▶ _Records provided_:

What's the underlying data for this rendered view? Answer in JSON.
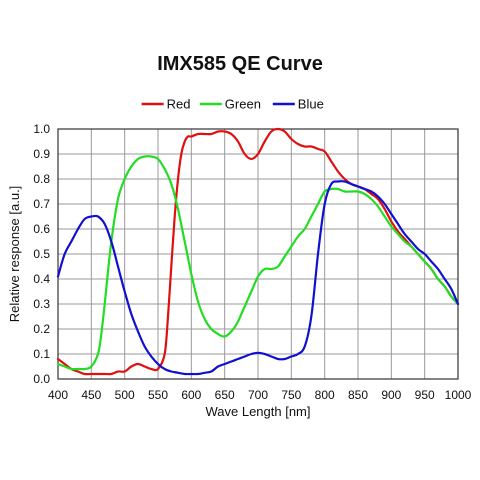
{
  "chart_data": {
    "type": "line",
    "title": "IMX585 QE Curve",
    "xlabel": "Wave Length [nm]",
    "ylabel": "Relative response [a.u.]",
    "xlim": [
      400,
      1000
    ],
    "ylim": [
      0.0,
      1.0
    ],
    "x_ticks": [
      "400",
      "450",
      "500",
      "550",
      "600",
      "650",
      "700",
      "750",
      "800",
      "850",
      "900",
      "950",
      "1000"
    ],
    "y_ticks": [
      "0.0",
      "0.1",
      "0.2",
      "0.3",
      "0.4",
      "0.5",
      "0.6",
      "0.7",
      "0.8",
      "0.9",
      "1.0"
    ],
    "grid": true,
    "legend_position": "top-center",
    "series": [
      {
        "name": "Red",
        "color": "#e01010",
        "x": [
          400,
          410,
          420,
          430,
          440,
          450,
          460,
          470,
          480,
          490,
          500,
          510,
          520,
          530,
          540,
          550,
          560,
          565,
          570,
          575,
          580,
          585,
          590,
          595,
          600,
          610,
          620,
          630,
          640,
          650,
          660,
          670,
          680,
          690,
          700,
          710,
          720,
          730,
          740,
          750,
          760,
          770,
          780,
          790,
          800,
          810,
          820,
          830,
          840,
          850,
          860,
          870,
          880,
          890,
          900,
          910,
          920,
          930,
          940,
          950,
          960,
          970,
          980,
          990,
          1000
        ],
        "y": [
          0.08,
          0.06,
          0.04,
          0.03,
          0.02,
          0.02,
          0.02,
          0.02,
          0.02,
          0.03,
          0.03,
          0.05,
          0.06,
          0.05,
          0.04,
          0.04,
          0.1,
          0.25,
          0.45,
          0.65,
          0.8,
          0.9,
          0.95,
          0.97,
          0.97,
          0.98,
          0.98,
          0.98,
          0.99,
          0.99,
          0.98,
          0.95,
          0.9,
          0.88,
          0.9,
          0.95,
          0.99,
          1.0,
          0.99,
          0.96,
          0.94,
          0.93,
          0.93,
          0.92,
          0.91,
          0.87,
          0.83,
          0.8,
          0.78,
          0.77,
          0.76,
          0.74,
          0.72,
          0.68,
          0.63,
          0.59,
          0.56,
          0.53,
          0.5,
          0.47,
          0.44,
          0.4,
          0.37,
          0.33,
          0.3
        ]
      },
      {
        "name": "Green",
        "color": "#22dd22",
        "x": [
          400,
          410,
          420,
          430,
          440,
          450,
          460,
          465,
          470,
          480,
          490,
          500,
          510,
          520,
          530,
          540,
          550,
          560,
          570,
          580,
          590,
          600,
          610,
          620,
          630,
          640,
          650,
          660,
          670,
          680,
          690,
          700,
          710,
          720,
          730,
          740,
          750,
          760,
          770,
          780,
          790,
          800,
          810,
          820,
          830,
          840,
          850,
          860,
          870,
          880,
          890,
          900,
          910,
          920,
          930,
          940,
          950,
          960,
          970,
          980,
          990,
          1000
        ],
        "y": [
          0.06,
          0.05,
          0.04,
          0.04,
          0.04,
          0.05,
          0.1,
          0.18,
          0.3,
          0.55,
          0.72,
          0.8,
          0.85,
          0.88,
          0.89,
          0.89,
          0.88,
          0.84,
          0.78,
          0.68,
          0.55,
          0.42,
          0.31,
          0.24,
          0.2,
          0.18,
          0.17,
          0.19,
          0.23,
          0.29,
          0.35,
          0.41,
          0.44,
          0.44,
          0.45,
          0.49,
          0.53,
          0.57,
          0.6,
          0.65,
          0.7,
          0.75,
          0.76,
          0.76,
          0.75,
          0.75,
          0.75,
          0.74,
          0.72,
          0.69,
          0.65,
          0.61,
          0.58,
          0.55,
          0.53,
          0.5,
          0.47,
          0.44,
          0.4,
          0.37,
          0.33,
          0.3
        ]
      },
      {
        "name": "Blue",
        "color": "#1010d0",
        "x": [
          400,
          410,
          420,
          430,
          440,
          450,
          460,
          470,
          480,
          490,
          500,
          510,
          520,
          530,
          540,
          550,
          560,
          570,
          580,
          590,
          600,
          610,
          620,
          630,
          640,
          650,
          660,
          670,
          680,
          690,
          700,
          710,
          720,
          730,
          740,
          750,
          760,
          770,
          780,
          790,
          800,
          810,
          820,
          830,
          840,
          850,
          860,
          870,
          880,
          890,
          900,
          910,
          920,
          930,
          940,
          950,
          960,
          970,
          980,
          990,
          1000
        ],
        "y": [
          0.41,
          0.5,
          0.55,
          0.6,
          0.64,
          0.65,
          0.65,
          0.62,
          0.55,
          0.45,
          0.35,
          0.26,
          0.19,
          0.13,
          0.09,
          0.06,
          0.04,
          0.03,
          0.025,
          0.02,
          0.02,
          0.02,
          0.025,
          0.03,
          0.05,
          0.06,
          0.07,
          0.08,
          0.09,
          0.1,
          0.105,
          0.1,
          0.09,
          0.08,
          0.08,
          0.09,
          0.1,
          0.13,
          0.25,
          0.5,
          0.7,
          0.78,
          0.79,
          0.79,
          0.78,
          0.77,
          0.76,
          0.75,
          0.73,
          0.7,
          0.66,
          0.62,
          0.58,
          0.55,
          0.52,
          0.5,
          0.47,
          0.44,
          0.4,
          0.36,
          0.3
        ]
      }
    ]
  }
}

▶ _What to produce_: Each line of the data should be quoted exactly, with pictures left out.

▶ _Finished answer_:
What's the underlying data for this rendered view? Answer in JSON.
{
  "chart_data": {
    "type": "line",
    "title": "IMX585 QE Curve",
    "xlabel": "Wave Length [nm]",
    "ylabel": "Relative response [a.u.]",
    "xlim": [
      400,
      1000
    ],
    "ylim": [
      0.0,
      1.0
    ],
    "x_ticks": [
      "400",
      "450",
      "500",
      "550",
      "600",
      "650",
      "700",
      "750",
      "800",
      "850",
      "900",
      "950",
      "1000"
    ],
    "y_ticks": [
      "0.0",
      "0.1",
      "0.2",
      "0.3",
      "0.4",
      "0.5",
      "0.6",
      "0.7",
      "0.8",
      "0.9",
      "1.0"
    ],
    "grid": true,
    "legend_position": "top-center",
    "series": [
      {
        "name": "Red",
        "color": "#e01010",
        "x": [
          400,
          410,
          420,
          430,
          440,
          450,
          460,
          470,
          480,
          490,
          500,
          510,
          520,
          530,
          540,
          550,
          560,
          565,
          570,
          575,
          580,
          585,
          590,
          595,
          600,
          610,
          620,
          630,
          640,
          650,
          660,
          670,
          680,
          690,
          700,
          710,
          720,
          730,
          740,
          750,
          760,
          770,
          780,
          790,
          800,
          810,
          820,
          830,
          840,
          850,
          860,
          870,
          880,
          890,
          900,
          910,
          920,
          930,
          940,
          950,
          960,
          970,
          980,
          990,
          1000
        ],
        "y": [
          0.08,
          0.06,
          0.04,
          0.03,
          0.02,
          0.02,
          0.02,
          0.02,
          0.02,
          0.03,
          0.03,
          0.05,
          0.06,
          0.05,
          0.04,
          0.04,
          0.1,
          0.25,
          0.45,
          0.65,
          0.8,
          0.9,
          0.95,
          0.97,
          0.97,
          0.98,
          0.98,
          0.98,
          0.99,
          0.99,
          0.98,
          0.95,
          0.9,
          0.88,
          0.9,
          0.95,
          0.99,
          1.0,
          0.99,
          0.96,
          0.94,
          0.93,
          0.93,
          0.92,
          0.91,
          0.87,
          0.83,
          0.8,
          0.78,
          0.77,
          0.76,
          0.74,
          0.72,
          0.68,
          0.63,
          0.59,
          0.56,
          0.53,
          0.5,
          0.47,
          0.44,
          0.4,
          0.37,
          0.33,
          0.3
        ]
      },
      {
        "name": "Green",
        "color": "#22dd22",
        "x": [
          400,
          410,
          420,
          430,
          440,
          450,
          460,
          465,
          470,
          480,
          490,
          500,
          510,
          520,
          530,
          540,
          550,
          560,
          570,
          580,
          590,
          600,
          610,
          620,
          630,
          640,
          650,
          660,
          670,
          680,
          690,
          700,
          710,
          720,
          730,
          740,
          750,
          760,
          770,
          780,
          790,
          800,
          810,
          820,
          830,
          840,
          850,
          860,
          870,
          880,
          890,
          900,
          910,
          920,
          930,
          940,
          950,
          960,
          970,
          980,
          990,
          1000
        ],
        "y": [
          0.06,
          0.05,
          0.04,
          0.04,
          0.04,
          0.05,
          0.1,
          0.18,
          0.3,
          0.55,
          0.72,
          0.8,
          0.85,
          0.88,
          0.89,
          0.89,
          0.88,
          0.84,
          0.78,
          0.68,
          0.55,
          0.42,
          0.31,
          0.24,
          0.2,
          0.18,
          0.17,
          0.19,
          0.23,
          0.29,
          0.35,
          0.41,
          0.44,
          0.44,
          0.45,
          0.49,
          0.53,
          0.57,
          0.6,
          0.65,
          0.7,
          0.75,
          0.76,
          0.76,
          0.75,
          0.75,
          0.75,
          0.74,
          0.72,
          0.69,
          0.65,
          0.61,
          0.58,
          0.55,
          0.53,
          0.5,
          0.47,
          0.44,
          0.4,
          0.37,
          0.33,
          0.3
        ]
      },
      {
        "name": "Blue",
        "color": "#1010d0",
        "x": [
          400,
          410,
          420,
          430,
          440,
          450,
          460,
          470,
          480,
          490,
          500,
          510,
          520,
          530,
          540,
          550,
          560,
          570,
          580,
          590,
          600,
          610,
          620,
          630,
          640,
          650,
          660,
          670,
          680,
          690,
          700,
          710,
          720,
          730,
          740,
          750,
          760,
          770,
          780,
          790,
          800,
          810,
          820,
          830,
          840,
          850,
          860,
          870,
          880,
          890,
          900,
          910,
          920,
          930,
          940,
          950,
          960,
          970,
          980,
          990,
          1000
        ],
        "y": [
          0.41,
          0.5,
          0.55,
          0.6,
          0.64,
          0.65,
          0.65,
          0.62,
          0.55,
          0.45,
          0.35,
          0.26,
          0.19,
          0.13,
          0.09,
          0.06,
          0.04,
          0.03,
          0.025,
          0.02,
          0.02,
          0.02,
          0.025,
          0.03,
          0.05,
          0.06,
          0.07,
          0.08,
          0.09,
          0.1,
          0.105,
          0.1,
          0.09,
          0.08,
          0.08,
          0.09,
          0.1,
          0.13,
          0.25,
          0.5,
          0.7,
          0.78,
          0.79,
          0.79,
          0.78,
          0.77,
          0.76,
          0.75,
          0.73,
          0.7,
          0.66,
          0.62,
          0.58,
          0.55,
          0.52,
          0.5,
          0.47,
          0.44,
          0.4,
          0.36,
          0.3
        ]
      }
    ]
  }
}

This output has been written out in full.